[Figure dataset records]
=======
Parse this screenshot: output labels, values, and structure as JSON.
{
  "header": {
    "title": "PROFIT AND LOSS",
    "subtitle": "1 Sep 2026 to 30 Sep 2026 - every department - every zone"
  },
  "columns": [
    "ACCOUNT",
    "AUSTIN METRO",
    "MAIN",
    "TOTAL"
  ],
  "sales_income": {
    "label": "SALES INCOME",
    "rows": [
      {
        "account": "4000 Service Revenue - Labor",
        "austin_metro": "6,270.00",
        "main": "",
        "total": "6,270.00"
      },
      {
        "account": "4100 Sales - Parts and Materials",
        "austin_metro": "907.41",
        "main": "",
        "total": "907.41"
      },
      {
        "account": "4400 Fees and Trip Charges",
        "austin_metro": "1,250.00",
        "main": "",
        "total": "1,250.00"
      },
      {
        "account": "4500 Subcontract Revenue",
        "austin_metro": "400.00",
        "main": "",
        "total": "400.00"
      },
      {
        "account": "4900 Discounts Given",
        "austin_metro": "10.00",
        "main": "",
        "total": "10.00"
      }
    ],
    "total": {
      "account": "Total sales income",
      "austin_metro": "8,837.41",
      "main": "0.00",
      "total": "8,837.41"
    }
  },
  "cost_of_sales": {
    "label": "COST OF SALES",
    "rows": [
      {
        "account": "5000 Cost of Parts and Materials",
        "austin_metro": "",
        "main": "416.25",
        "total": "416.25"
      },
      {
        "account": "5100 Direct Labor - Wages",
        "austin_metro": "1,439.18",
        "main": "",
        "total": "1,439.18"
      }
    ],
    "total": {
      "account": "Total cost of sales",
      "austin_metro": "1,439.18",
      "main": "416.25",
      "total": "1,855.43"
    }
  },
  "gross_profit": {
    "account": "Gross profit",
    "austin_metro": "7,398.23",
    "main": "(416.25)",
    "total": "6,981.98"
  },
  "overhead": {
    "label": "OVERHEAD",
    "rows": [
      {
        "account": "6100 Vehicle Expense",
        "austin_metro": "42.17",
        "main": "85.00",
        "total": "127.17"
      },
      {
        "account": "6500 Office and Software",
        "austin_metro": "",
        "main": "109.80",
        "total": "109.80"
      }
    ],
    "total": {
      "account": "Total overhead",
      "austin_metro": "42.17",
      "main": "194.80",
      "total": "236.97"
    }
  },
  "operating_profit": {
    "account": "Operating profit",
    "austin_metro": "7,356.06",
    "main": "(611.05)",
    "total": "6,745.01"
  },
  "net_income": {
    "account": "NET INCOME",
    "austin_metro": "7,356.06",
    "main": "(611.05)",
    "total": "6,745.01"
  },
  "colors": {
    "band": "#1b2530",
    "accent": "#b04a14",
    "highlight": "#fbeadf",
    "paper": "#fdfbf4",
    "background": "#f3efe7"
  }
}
=======
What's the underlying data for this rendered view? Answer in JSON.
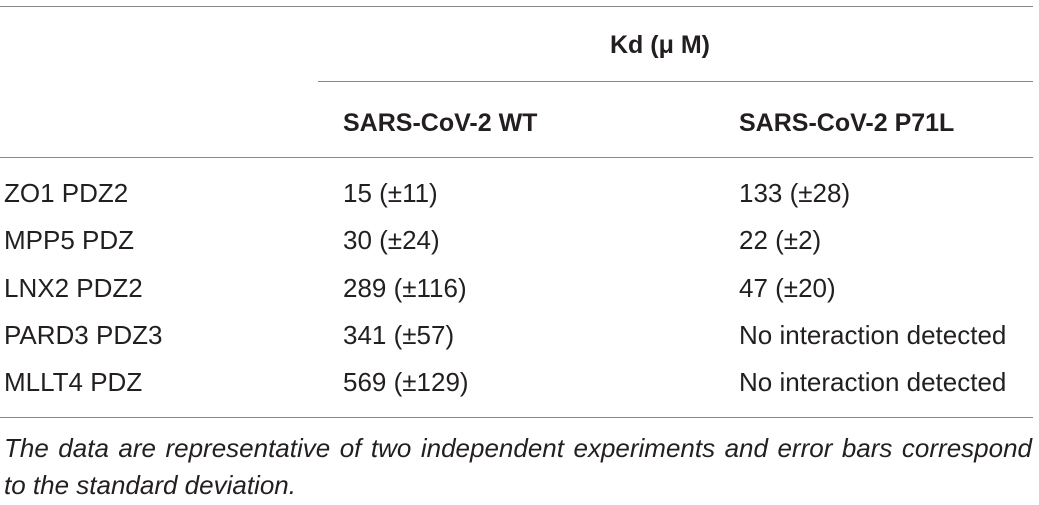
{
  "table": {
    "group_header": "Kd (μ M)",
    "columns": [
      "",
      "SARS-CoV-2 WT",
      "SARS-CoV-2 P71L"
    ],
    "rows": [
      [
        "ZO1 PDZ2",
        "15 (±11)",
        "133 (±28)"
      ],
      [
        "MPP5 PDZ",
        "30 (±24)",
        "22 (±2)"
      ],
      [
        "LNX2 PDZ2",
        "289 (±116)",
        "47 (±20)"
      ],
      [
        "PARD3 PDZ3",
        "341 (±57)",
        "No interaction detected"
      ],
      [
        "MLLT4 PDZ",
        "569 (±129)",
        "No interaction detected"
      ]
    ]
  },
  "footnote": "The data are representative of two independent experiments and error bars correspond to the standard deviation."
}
=======
### What you should do
Show every line where the string "this" appears.

### Correct output
Parse this screenshot: output labels, values, and structure as JSON.
What's the underlying data for this rendered view? Answer in JSON.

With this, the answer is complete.